___ DATA SUPPLIED

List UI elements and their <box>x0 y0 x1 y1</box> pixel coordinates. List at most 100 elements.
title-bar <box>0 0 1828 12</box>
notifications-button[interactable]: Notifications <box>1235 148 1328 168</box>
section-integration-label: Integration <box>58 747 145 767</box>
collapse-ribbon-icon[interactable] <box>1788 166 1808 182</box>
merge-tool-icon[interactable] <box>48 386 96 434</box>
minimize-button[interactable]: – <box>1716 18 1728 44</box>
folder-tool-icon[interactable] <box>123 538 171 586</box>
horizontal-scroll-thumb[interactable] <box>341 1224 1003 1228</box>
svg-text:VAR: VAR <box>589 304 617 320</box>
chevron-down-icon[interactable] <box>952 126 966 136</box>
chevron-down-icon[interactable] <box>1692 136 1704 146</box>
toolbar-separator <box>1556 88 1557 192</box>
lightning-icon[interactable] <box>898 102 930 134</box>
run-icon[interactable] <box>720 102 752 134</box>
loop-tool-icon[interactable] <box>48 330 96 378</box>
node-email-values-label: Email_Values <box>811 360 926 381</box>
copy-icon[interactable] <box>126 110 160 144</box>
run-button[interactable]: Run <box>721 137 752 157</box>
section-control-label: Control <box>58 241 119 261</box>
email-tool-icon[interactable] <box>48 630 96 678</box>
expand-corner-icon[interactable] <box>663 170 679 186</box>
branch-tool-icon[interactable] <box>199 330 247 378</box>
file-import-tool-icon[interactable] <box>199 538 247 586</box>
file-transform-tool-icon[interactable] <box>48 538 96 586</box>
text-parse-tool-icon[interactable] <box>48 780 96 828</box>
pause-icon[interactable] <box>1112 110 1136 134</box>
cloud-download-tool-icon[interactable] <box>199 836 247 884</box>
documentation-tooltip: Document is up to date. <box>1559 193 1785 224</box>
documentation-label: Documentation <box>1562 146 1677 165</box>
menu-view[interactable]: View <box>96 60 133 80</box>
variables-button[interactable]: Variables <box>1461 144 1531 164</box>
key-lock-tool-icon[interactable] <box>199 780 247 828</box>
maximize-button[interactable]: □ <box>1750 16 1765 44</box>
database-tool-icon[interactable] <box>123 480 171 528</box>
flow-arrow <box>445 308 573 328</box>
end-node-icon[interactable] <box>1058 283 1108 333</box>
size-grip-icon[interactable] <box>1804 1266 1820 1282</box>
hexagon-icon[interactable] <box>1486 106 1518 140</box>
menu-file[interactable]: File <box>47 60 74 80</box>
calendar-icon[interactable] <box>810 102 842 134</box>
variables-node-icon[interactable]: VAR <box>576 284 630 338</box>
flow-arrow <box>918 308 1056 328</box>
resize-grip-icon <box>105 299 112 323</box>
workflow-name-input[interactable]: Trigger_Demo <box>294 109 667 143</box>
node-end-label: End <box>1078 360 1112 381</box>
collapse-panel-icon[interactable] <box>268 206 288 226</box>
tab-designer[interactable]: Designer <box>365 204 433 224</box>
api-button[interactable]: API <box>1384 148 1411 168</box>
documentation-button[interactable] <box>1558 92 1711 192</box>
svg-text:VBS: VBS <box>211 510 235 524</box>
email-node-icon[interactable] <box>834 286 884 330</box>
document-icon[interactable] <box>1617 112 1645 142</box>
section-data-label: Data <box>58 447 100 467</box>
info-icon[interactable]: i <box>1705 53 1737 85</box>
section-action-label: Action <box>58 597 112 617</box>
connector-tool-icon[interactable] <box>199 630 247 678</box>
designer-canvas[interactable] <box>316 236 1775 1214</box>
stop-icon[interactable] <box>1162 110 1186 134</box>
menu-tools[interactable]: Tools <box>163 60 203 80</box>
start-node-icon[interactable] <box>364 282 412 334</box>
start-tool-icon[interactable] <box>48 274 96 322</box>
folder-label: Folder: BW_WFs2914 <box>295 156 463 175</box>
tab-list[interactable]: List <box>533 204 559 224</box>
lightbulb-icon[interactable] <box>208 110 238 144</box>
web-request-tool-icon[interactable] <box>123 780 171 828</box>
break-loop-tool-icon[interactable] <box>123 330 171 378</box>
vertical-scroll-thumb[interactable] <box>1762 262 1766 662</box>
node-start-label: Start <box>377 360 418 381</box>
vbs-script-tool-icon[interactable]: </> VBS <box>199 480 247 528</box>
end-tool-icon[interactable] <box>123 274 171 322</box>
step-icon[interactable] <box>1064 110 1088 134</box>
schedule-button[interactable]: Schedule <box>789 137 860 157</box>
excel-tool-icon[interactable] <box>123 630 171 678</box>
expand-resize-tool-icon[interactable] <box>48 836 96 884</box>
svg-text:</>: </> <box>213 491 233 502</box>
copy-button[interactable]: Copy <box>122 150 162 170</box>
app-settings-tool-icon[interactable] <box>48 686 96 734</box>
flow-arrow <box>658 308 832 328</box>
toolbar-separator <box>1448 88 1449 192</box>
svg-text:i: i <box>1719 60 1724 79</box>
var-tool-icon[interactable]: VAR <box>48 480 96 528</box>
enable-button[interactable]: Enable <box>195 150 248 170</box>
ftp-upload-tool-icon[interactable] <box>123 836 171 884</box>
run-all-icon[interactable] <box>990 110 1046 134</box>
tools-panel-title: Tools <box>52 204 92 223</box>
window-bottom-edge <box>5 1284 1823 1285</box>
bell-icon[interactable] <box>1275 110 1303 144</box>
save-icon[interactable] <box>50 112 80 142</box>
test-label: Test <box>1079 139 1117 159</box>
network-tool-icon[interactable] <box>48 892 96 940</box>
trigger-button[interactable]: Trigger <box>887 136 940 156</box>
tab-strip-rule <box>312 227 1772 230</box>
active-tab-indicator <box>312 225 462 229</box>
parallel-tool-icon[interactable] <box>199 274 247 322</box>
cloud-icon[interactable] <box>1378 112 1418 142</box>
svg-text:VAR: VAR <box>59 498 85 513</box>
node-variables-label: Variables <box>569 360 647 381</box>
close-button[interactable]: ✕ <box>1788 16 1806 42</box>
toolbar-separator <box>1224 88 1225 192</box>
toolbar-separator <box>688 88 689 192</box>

______

### EXERCISE AIM
Copy out every line of the records above without any changes.

### THE COMPLETED TASK
List UI elements and their <box>x0 y0 x1 y1</box> pixel coordinates. List at most 100 elements.
title-bar <box>0 0 1828 12</box>
notifications-button[interactable]: Notifications <box>1235 148 1328 168</box>
section-integration-label: Integration <box>58 747 145 767</box>
collapse-ribbon-icon[interactable] <box>1788 166 1808 182</box>
merge-tool-icon[interactable] <box>48 386 96 434</box>
minimize-button[interactable]: – <box>1716 18 1728 44</box>
folder-tool-icon[interactable] <box>123 538 171 586</box>
horizontal-scroll-thumb[interactable] <box>341 1224 1003 1228</box>
svg-text:VAR: VAR <box>589 304 617 320</box>
chevron-down-icon[interactable] <box>952 126 966 136</box>
chevron-down-icon[interactable] <box>1692 136 1704 146</box>
toolbar-separator <box>1556 88 1557 192</box>
lightning-icon[interactable] <box>898 102 930 134</box>
run-icon[interactable] <box>720 102 752 134</box>
loop-tool-icon[interactable] <box>48 330 96 378</box>
node-email-values-label: Email_Values <box>811 360 926 381</box>
copy-icon[interactable] <box>126 110 160 144</box>
run-button[interactable]: Run <box>721 137 752 157</box>
section-control-label: Control <box>58 241 119 261</box>
email-tool-icon[interactable] <box>48 630 96 678</box>
expand-corner-icon[interactable] <box>663 170 679 186</box>
branch-tool-icon[interactable] <box>199 330 247 378</box>
file-import-tool-icon[interactable] <box>199 538 247 586</box>
file-transform-tool-icon[interactable] <box>48 538 96 586</box>
text-parse-tool-icon[interactable] <box>48 780 96 828</box>
pause-icon[interactable] <box>1112 110 1136 134</box>
cloud-download-tool-icon[interactable] <box>199 836 247 884</box>
documentation-tooltip: Document is up to date. <box>1559 193 1785 224</box>
documentation-label: Documentation <box>1562 146 1677 165</box>
menu-view[interactable]: View <box>96 60 133 80</box>
variables-button[interactable]: Variables <box>1461 144 1531 164</box>
key-lock-tool-icon[interactable] <box>199 780 247 828</box>
maximize-button[interactable]: □ <box>1750 16 1765 44</box>
database-tool-icon[interactable] <box>123 480 171 528</box>
flow-arrow <box>445 308 573 328</box>
end-node-icon[interactable] <box>1058 283 1108 333</box>
size-grip-icon[interactable] <box>1804 1266 1820 1282</box>
hexagon-icon[interactable] <box>1486 106 1518 140</box>
menu-file[interactable]: File <box>47 60 74 80</box>
calendar-icon[interactable] <box>810 102 842 134</box>
variables-node-icon[interactable]: VAR <box>576 284 630 338</box>
flow-arrow <box>918 308 1056 328</box>
resize-grip-icon <box>105 299 112 323</box>
workflow-name-input[interactable]: Trigger_Demo <box>294 109 667 143</box>
node-end-label: End <box>1078 360 1112 381</box>
collapse-panel-icon[interactable] <box>268 206 288 226</box>
tab-designer[interactable]: Designer <box>365 204 433 224</box>
api-button[interactable]: API <box>1384 148 1411 168</box>
documentation-button[interactable] <box>1558 92 1711 192</box>
svg-text:VBS: VBS <box>211 510 235 524</box>
email-node-icon[interactable] <box>834 286 884 330</box>
document-icon[interactable] <box>1617 112 1645 142</box>
section-data-label: Data <box>58 447 100 467</box>
info-icon[interactable]: i <box>1705 53 1737 85</box>
section-action-label: Action <box>58 597 112 617</box>
connector-tool-icon[interactable] <box>199 630 247 678</box>
designer-canvas[interactable] <box>316 236 1775 1214</box>
stop-icon[interactable] <box>1162 110 1186 134</box>
menu-tools[interactable]: Tools <box>163 60 203 80</box>
start-node-icon[interactable] <box>364 282 412 334</box>
start-tool-icon[interactable] <box>48 274 96 322</box>
folder-label: Folder: BW_WFs2914 <box>295 156 463 175</box>
tab-list[interactable]: List <box>533 204 559 224</box>
lightbulb-icon[interactable] <box>208 110 238 144</box>
web-request-tool-icon[interactable] <box>123 780 171 828</box>
break-loop-tool-icon[interactable] <box>123 330 171 378</box>
vertical-scroll-thumb[interactable] <box>1762 262 1766 662</box>
node-start-label: Start <box>377 360 418 381</box>
vbs-script-tool-icon[interactable]: </> VBS <box>199 480 247 528</box>
end-tool-icon[interactable] <box>123 274 171 322</box>
step-icon[interactable] <box>1064 110 1088 134</box>
schedule-button[interactable]: Schedule <box>789 137 860 157</box>
excel-tool-icon[interactable] <box>123 630 171 678</box>
expand-resize-tool-icon[interactable] <box>48 836 96 884</box>
svg-text:</>: </> <box>213 491 233 502</box>
copy-button[interactable]: Copy <box>122 150 162 170</box>
app-settings-tool-icon[interactable] <box>48 686 96 734</box>
flow-arrow <box>658 308 832 328</box>
toolbar-separator <box>1448 88 1449 192</box>
svg-text:i: i <box>1719 60 1724 79</box>
var-tool-icon[interactable]: VAR <box>48 480 96 528</box>
enable-button[interactable]: Enable <box>195 150 248 170</box>
ftp-upload-tool-icon[interactable] <box>123 836 171 884</box>
run-all-icon[interactable] <box>990 110 1046 134</box>
tools-panel-title: Tools <box>52 204 92 223</box>
window-bottom-edge <box>5 1284 1823 1285</box>
bell-icon[interactable] <box>1275 110 1303 144</box>
save-icon[interactable] <box>50 112 80 142</box>
test-label: Test <box>1079 139 1117 159</box>
network-tool-icon[interactable] <box>48 892 96 940</box>
trigger-button[interactable]: Trigger <box>887 136 940 156</box>
tab-strip-rule <box>312 227 1772 230</box>
active-tab-indicator <box>312 225 462 229</box>
parallel-tool-icon[interactable] <box>199 274 247 322</box>
cloud-icon[interactable] <box>1378 112 1418 142</box>
svg-text:VAR: VAR <box>59 498 85 513</box>
node-variables-label: Variables <box>569 360 647 381</box>
close-button[interactable]: ✕ <box>1788 16 1806 42</box>
toolbar-separator <box>1224 88 1225 192</box>
toolbar-separator <box>688 88 689 192</box>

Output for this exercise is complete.